Job → Go through the material below and count the lines with the string "preliminary"; the number is the whole answer.

Information supplied →
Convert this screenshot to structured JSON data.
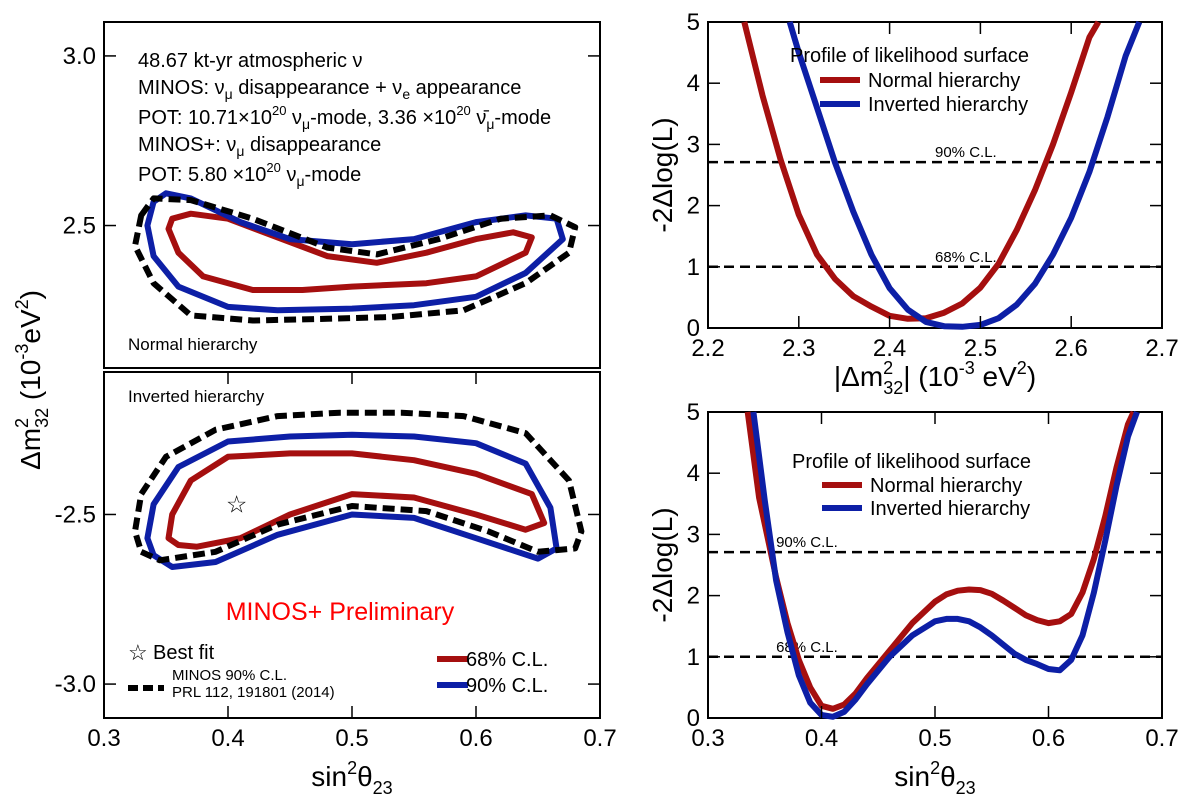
{
  "colors": {
    "normal": "#a50f0f",
    "inverted": "#0d1fa6",
    "minos2014": "#000000",
    "preliminary": "#ff0000"
  },
  "chart_data": [
    {
      "id": "contour-nh",
      "type": "scatter",
      "subtype": "contour",
      "xlim": [
        0.3,
        0.7
      ],
      "ylim": [
        2.08,
        3.1
      ],
      "ylabel_main": "Δm",
      "ylabel_sup": "2",
      "ylabel_sub": "32",
      "ylabel_unit": "(10",
      "ylabel_unit_sup": "-3",
      "ylabel_unit_rest": "eV",
      "ylabel_unit_sup2": "2",
      "ylabel_close": ")",
      "yticks": [
        {
          "v": 3.0,
          "label": "3.0"
        },
        {
          "v": 2.5,
          "label": "2.5"
        }
      ],
      "annotation": "Normal hierarchy",
      "info_lines": [
        {
          "t": "48.67 kt-yr atmospheric ν"
        },
        {
          "t": "MINOS: νμ disappearance + νe appearance"
        },
        {
          "t": "POT: 10.71×1020 νμ-mode, 3.36 ×1020 ν̄μ-mode"
        },
        {
          "t": "MINOS+: νμ disappearance"
        },
        {
          "t": "POT: 5.80 ×1020 νμ-mode"
        }
      ],
      "series": [
        {
          "name": "68% C.L.",
          "points": [
            [
              0.355,
              2.52
            ],
            [
              0.37,
              2.535
            ],
            [
              0.4,
              2.52
            ],
            [
              0.44,
              2.465
            ],
            [
              0.48,
              2.41
            ],
            [
              0.52,
              2.39
            ],
            [
              0.56,
              2.42
            ],
            [
              0.6,
              2.46
            ],
            [
              0.63,
              2.48
            ],
            [
              0.645,
              2.465
            ],
            [
              0.64,
              2.42
            ],
            [
              0.6,
              2.35
            ],
            [
              0.56,
              2.33
            ],
            [
              0.5,
              2.32
            ],
            [
              0.46,
              2.31
            ],
            [
              0.42,
              2.31
            ],
            [
              0.38,
              2.35
            ],
            [
              0.36,
              2.42
            ],
            [
              0.352,
              2.49
            ]
          ]
        },
        {
          "name": "90% C.L.",
          "points": [
            [
              0.34,
              2.57
            ],
            [
              0.35,
              2.595
            ],
            [
              0.37,
              2.58
            ],
            [
              0.41,
              2.51
            ],
            [
              0.45,
              2.46
            ],
            [
              0.5,
              2.445
            ],
            [
              0.55,
              2.46
            ],
            [
              0.6,
              2.51
            ],
            [
              0.64,
              2.53
            ],
            [
              0.665,
              2.52
            ],
            [
              0.67,
              2.46
            ],
            [
              0.64,
              2.36
            ],
            [
              0.6,
              2.29
            ],
            [
              0.55,
              2.265
            ],
            [
              0.5,
              2.255
            ],
            [
              0.44,
              2.25
            ],
            [
              0.4,
              2.26
            ],
            [
              0.36,
              2.32
            ],
            [
              0.34,
              2.41
            ],
            [
              0.335,
              2.5
            ]
          ]
        },
        {
          "name": "MINOS 90% C.L.",
          "points": [
            [
              0.33,
              2.53
            ],
            [
              0.34,
              2.58
            ],
            [
              0.37,
              2.575
            ],
            [
              0.42,
              2.52
            ],
            [
              0.48,
              2.435
            ],
            [
              0.52,
              2.415
            ],
            [
              0.57,
              2.46
            ],
            [
              0.62,
              2.52
            ],
            [
              0.66,
              2.53
            ],
            [
              0.68,
              2.495
            ],
            [
              0.675,
              2.42
            ],
            [
              0.64,
              2.33
            ],
            [
              0.59,
              2.25
            ],
            [
              0.53,
              2.23
            ],
            [
              0.48,
              2.225
            ],
            [
              0.42,
              2.22
            ],
            [
              0.37,
              2.235
            ],
            [
              0.34,
              2.33
            ],
            [
              0.325,
              2.44
            ]
          ]
        }
      ]
    },
    {
      "id": "contour-ih",
      "type": "scatter",
      "subtype": "contour",
      "xlim": [
        0.3,
        0.7
      ],
      "ylim": [
        -3.1,
        -2.08
      ],
      "xlabel": "sin²θ23",
      "xlabel_main": "sin",
      "xlabel_sup": "2",
      "xlabel_greek": "θ",
      "xlabel_sub": "23",
      "xticks": [
        {
          "v": 0.3,
          "label": "0.3"
        },
        {
          "v": 0.4,
          "label": "0.4"
        },
        {
          "v": 0.5,
          "label": "0.5"
        },
        {
          "v": 0.6,
          "label": "0.6"
        },
        {
          "v": 0.7,
          "label": "0.7"
        }
      ],
      "yticks": [
        {
          "v": -2.5,
          "label": "-2.5"
        },
        {
          "v": -3.0,
          "label": "-3.0"
        }
      ],
      "annotation": "Inverted hierarchy",
      "preliminary": "MINOS+ Preliminary",
      "best_fit": {
        "x": 0.407,
        "y": -2.47,
        "label": "Best fit"
      },
      "legend": {
        "minos_line1": "MINOS 90% C.L.",
        "minos_line2": "PRL 112, 191801 (2014)",
        "cl68": "68% C.L.",
        "cl90": "90% C.L."
      },
      "series": [
        {
          "name": "68% C.L.",
          "points": [
            [
              0.36,
              -2.59
            ],
            [
              0.375,
              -2.595
            ],
            [
              0.41,
              -2.57
            ],
            [
              0.45,
              -2.5
            ],
            [
              0.5,
              -2.44
            ],
            [
              0.55,
              -2.45
            ],
            [
              0.6,
              -2.5
            ],
            [
              0.64,
              -2.545
            ],
            [
              0.655,
              -2.525
            ],
            [
              0.645,
              -2.44
            ],
            [
              0.6,
              -2.38
            ],
            [
              0.55,
              -2.34
            ],
            [
              0.5,
              -2.32
            ],
            [
              0.45,
              -2.32
            ],
            [
              0.4,
              -2.33
            ],
            [
              0.37,
              -2.4
            ],
            [
              0.355,
              -2.5
            ],
            [
              0.352,
              -2.57
            ]
          ]
        },
        {
          "name": "90% C.L.",
          "points": [
            [
              0.34,
              -2.62
            ],
            [
              0.355,
              -2.655
            ],
            [
              0.39,
              -2.64
            ],
            [
              0.44,
              -2.56
            ],
            [
              0.5,
              -2.5
            ],
            [
              0.55,
              -2.51
            ],
            [
              0.6,
              -2.57
            ],
            [
              0.65,
              -2.63
            ],
            [
              0.665,
              -2.6
            ],
            [
              0.66,
              -2.48
            ],
            [
              0.64,
              -2.35
            ],
            [
              0.6,
              -2.29
            ],
            [
              0.55,
              -2.27
            ],
            [
              0.5,
              -2.265
            ],
            [
              0.45,
              -2.27
            ],
            [
              0.4,
              -2.285
            ],
            [
              0.36,
              -2.36
            ],
            [
              0.34,
              -2.47
            ],
            [
              0.335,
              -2.57
            ]
          ]
        },
        {
          "name": "MINOS 90% C.L.",
          "points": [
            [
              0.33,
              -2.61
            ],
            [
              0.345,
              -2.635
            ],
            [
              0.39,
              -2.61
            ],
            [
              0.44,
              -2.53
            ],
            [
              0.5,
              -2.475
            ],
            [
              0.56,
              -2.49
            ],
            [
              0.61,
              -2.55
            ],
            [
              0.65,
              -2.61
            ],
            [
              0.68,
              -2.6
            ],
            [
              0.685,
              -2.55
            ],
            [
              0.675,
              -2.4
            ],
            [
              0.64,
              -2.26
            ],
            [
              0.59,
              -2.21
            ],
            [
              0.54,
              -2.2
            ],
            [
              0.49,
              -2.2
            ],
            [
              0.44,
              -2.21
            ],
            [
              0.39,
              -2.25
            ],
            [
              0.35,
              -2.33
            ],
            [
              0.33,
              -2.44
            ],
            [
              0.325,
              -2.55
            ]
          ]
        }
      ]
    },
    {
      "id": "profile-dm",
      "type": "line",
      "xlim": [
        2.2,
        2.7
      ],
      "ylim": [
        0,
        5
      ],
      "ylabel": "-2Δlog(L)",
      "xlabel_pre": "|Δm",
      "xlabel_sup": "2",
      "xlabel_sub": "32",
      "xlabel_mid": "| (10",
      "xlabel_sup2": "-3",
      "xlabel_mid2": " eV",
      "xlabel_sup3": "2",
      "xlabel_end": ")",
      "xticks": [
        {
          "v": 2.2,
          "label": "2.2"
        },
        {
          "v": 2.3,
          "label": "2.3"
        },
        {
          "v": 2.4,
          "label": "2.4"
        },
        {
          "v": 2.5,
          "label": "2.5"
        },
        {
          "v": 2.6,
          "label": "2.6"
        },
        {
          "v": 2.7,
          "label": "2.7"
        }
      ],
      "yticks": [
        {
          "v": 0,
          "label": "0"
        },
        {
          "v": 1,
          "label": "1"
        },
        {
          "v": 2,
          "label": "2"
        },
        {
          "v": 3,
          "label": "3"
        },
        {
          "v": 4,
          "label": "4"
        },
        {
          "v": 5,
          "label": "5"
        }
      ],
      "legend_title": "Profile of likelihood surface",
      "reference_lines": [
        {
          "y": 2.71,
          "label": "90% C.L."
        },
        {
          "y": 1.0,
          "label": "68% C.L."
        }
      ],
      "series": [
        {
          "name": "Normal hierarchy",
          "x": [
            2.24,
            2.25,
            2.26,
            2.28,
            2.3,
            2.32,
            2.34,
            2.36,
            2.38,
            2.4,
            2.42,
            2.44,
            2.46,
            2.48,
            2.5,
            2.52,
            2.54,
            2.56,
            2.58,
            2.6,
            2.62,
            2.63
          ],
          "values": [
            5.0,
            4.4,
            3.8,
            2.75,
            1.85,
            1.2,
            0.8,
            0.52,
            0.35,
            0.2,
            0.15,
            0.16,
            0.25,
            0.4,
            0.66,
            1.05,
            1.6,
            2.25,
            3.0,
            3.85,
            4.75,
            5.0
          ]
        },
        {
          "name": "Inverted hierarchy",
          "x": [
            2.29,
            2.3,
            2.32,
            2.34,
            2.36,
            2.38,
            2.4,
            2.42,
            2.44,
            2.46,
            2.48,
            2.5,
            2.52,
            2.54,
            2.56,
            2.58,
            2.6,
            2.62,
            2.64,
            2.66,
            2.675
          ],
          "values": [
            5.0,
            4.5,
            3.6,
            2.7,
            1.9,
            1.2,
            0.65,
            0.3,
            0.1,
            0.03,
            0.02,
            0.05,
            0.16,
            0.38,
            0.72,
            1.2,
            1.8,
            2.55,
            3.45,
            4.45,
            5.0
          ]
        }
      ]
    },
    {
      "id": "profile-sin",
      "type": "line",
      "xlim": [
        0.3,
        0.7
      ],
      "ylim": [
        0,
        5
      ],
      "ylabel": "-2Δlog(L)",
      "xlabel_main": "sin",
      "xlabel_sup": "2",
      "xlabel_greek": "θ",
      "xlabel_sub": "23",
      "xticks": [
        {
          "v": 0.3,
          "label": "0.3"
        },
        {
          "v": 0.4,
          "label": "0.4"
        },
        {
          "v": 0.5,
          "label": "0.5"
        },
        {
          "v": 0.6,
          "label": "0.6"
        },
        {
          "v": 0.7,
          "label": "0.7"
        }
      ],
      "yticks": [
        {
          "v": 0,
          "label": "0"
        },
        {
          "v": 1,
          "label": "1"
        },
        {
          "v": 2,
          "label": "2"
        },
        {
          "v": 3,
          "label": "3"
        },
        {
          "v": 4,
          "label": "4"
        },
        {
          "v": 5,
          "label": "5"
        }
      ],
      "legend_title": "Profile of likelihood surface",
      "reference_lines": [
        {
          "y": 2.71,
          "label": "90% C.L."
        },
        {
          "y": 1.0,
          "label": "68% C.L."
        }
      ],
      "series": [
        {
          "name": "Normal hierarchy",
          "x": [
            0.335,
            0.345,
            0.36,
            0.37,
            0.38,
            0.39,
            0.4,
            0.41,
            0.42,
            0.43,
            0.44,
            0.46,
            0.48,
            0.5,
            0.51,
            0.52,
            0.53,
            0.54,
            0.55,
            0.56,
            0.57,
            0.58,
            0.59,
            0.6,
            0.61,
            0.62,
            0.63,
            0.64,
            0.65,
            0.66,
            0.67,
            0.675
          ],
          "values": [
            5.0,
            3.6,
            2.3,
            1.55,
            0.95,
            0.5,
            0.2,
            0.15,
            0.22,
            0.4,
            0.65,
            1.1,
            1.55,
            1.9,
            2.02,
            2.08,
            2.1,
            2.09,
            2.03,
            1.92,
            1.8,
            1.68,
            1.6,
            1.55,
            1.58,
            1.7,
            2.05,
            2.6,
            3.3,
            4.1,
            4.8,
            5.0
          ]
        },
        {
          "name": "Inverted hierarchy",
          "x": [
            0.34,
            0.35,
            0.36,
            0.37,
            0.38,
            0.39,
            0.4,
            0.41,
            0.42,
            0.43,
            0.44,
            0.46,
            0.48,
            0.5,
            0.51,
            0.52,
            0.53,
            0.54,
            0.55,
            0.56,
            0.57,
            0.58,
            0.59,
            0.6,
            0.61,
            0.62,
            0.63,
            0.64,
            0.65,
            0.66,
            0.67,
            0.678
          ],
          "values": [
            5.0,
            3.55,
            2.25,
            1.4,
            0.7,
            0.25,
            0.05,
            0.02,
            0.1,
            0.3,
            0.55,
            1.0,
            1.35,
            1.58,
            1.62,
            1.62,
            1.58,
            1.48,
            1.35,
            1.2,
            1.05,
            0.95,
            0.88,
            0.8,
            0.78,
            0.95,
            1.35,
            2.05,
            2.9,
            3.8,
            4.6,
            5.0
          ]
        }
      ]
    }
  ]
}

Written solution → 2